WHAT IS NEEDED ->
Write the data below out exactly as it stands. Do not include the pictures.
────────
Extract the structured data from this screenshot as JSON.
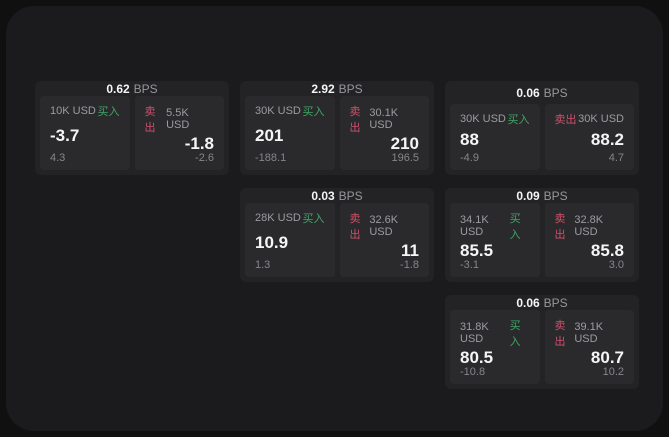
{
  "labels": {
    "buy": "买入",
    "sell": "卖出",
    "bps_unit": "BPS"
  },
  "colors": {
    "buy_tag": "#3fa566",
    "sell_tag": "#cf4f6a",
    "panel_bg": "#1b1b1d",
    "card_bg": "#232326",
    "pane_bg": "#2a2a2d"
  },
  "cards": [
    {
      "bps": "0.62",
      "buy": {
        "amount": "10K USD",
        "value": "-3.7",
        "delta": "4.3"
      },
      "sell": {
        "amount": "5.5K USD",
        "value": "-1.8",
        "delta": "-2.6"
      }
    },
    {
      "bps": "2.92",
      "buy": {
        "amount": "30K USD",
        "value": "201",
        "delta": "-188.1"
      },
      "sell": {
        "amount": "30.1K USD",
        "value": "210",
        "delta": "196.5"
      }
    },
    {
      "bps": "0.06",
      "buy": {
        "amount": "30K USD",
        "value": "88",
        "delta": "-4.9"
      },
      "sell": {
        "amount": "30K USD",
        "value": "88.2",
        "delta": "4.7"
      }
    },
    {
      "bps": "0.03",
      "buy": {
        "amount": "28K USD",
        "value": "10.9",
        "delta": "1.3"
      },
      "sell": {
        "amount": "32.6K USD",
        "value": "11",
        "delta": "-1.8"
      }
    },
    {
      "bps": "0.09",
      "buy": {
        "amount": "34.1K USD",
        "value": "85.5",
        "delta": "-3.1"
      },
      "sell": {
        "amount": "32.8K USD",
        "value": "85.8",
        "delta": "3.0"
      }
    },
    {
      "bps": "0.06",
      "buy": {
        "amount": "31.8K USD",
        "value": "80.5",
        "delta": "-10.8"
      },
      "sell": {
        "amount": "39.1K USD",
        "value": "80.7",
        "delta": "10.2"
      }
    }
  ]
}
────────
RESPONSE TO THIS TASK ->
Extract the structured data from this screenshot as JSON.
{
  "labels": {
    "buy": "买入",
    "sell": "卖出",
    "bps_unit": "BPS"
  },
  "colors": {
    "buy_tag": "#3fa566",
    "sell_tag": "#cf4f6a",
    "panel_bg": "#1b1b1d",
    "card_bg": "#232326",
    "pane_bg": "#2a2a2d"
  },
  "cards": [
    {
      "bps": "0.62",
      "buy": {
        "amount": "10K USD",
        "value": "-3.7",
        "delta": "4.3"
      },
      "sell": {
        "amount": "5.5K USD",
        "value": "-1.8",
        "delta": "-2.6"
      }
    },
    {
      "bps": "2.92",
      "buy": {
        "amount": "30K USD",
        "value": "201",
        "delta": "-188.1"
      },
      "sell": {
        "amount": "30.1K USD",
        "value": "210",
        "delta": "196.5"
      }
    },
    {
      "bps": "0.06",
      "buy": {
        "amount": "30K USD",
        "value": "88",
        "delta": "-4.9"
      },
      "sell": {
        "amount": "30K USD",
        "value": "88.2",
        "delta": "4.7"
      }
    },
    {
      "bps": "0.03",
      "buy": {
        "amount": "28K USD",
        "value": "10.9",
        "delta": "1.3"
      },
      "sell": {
        "amount": "32.6K USD",
        "value": "11",
        "delta": "-1.8"
      }
    },
    {
      "bps": "0.09",
      "buy": {
        "amount": "34.1K USD",
        "value": "85.5",
        "delta": "-3.1"
      },
      "sell": {
        "amount": "32.8K USD",
        "value": "85.8",
        "delta": "3.0"
      }
    },
    {
      "bps": "0.06",
      "buy": {
        "amount": "31.8K USD",
        "value": "80.5",
        "delta": "-10.8"
      },
      "sell": {
        "amount": "39.1K USD",
        "value": "80.7",
        "delta": "10.2"
      }
    }
  ]
}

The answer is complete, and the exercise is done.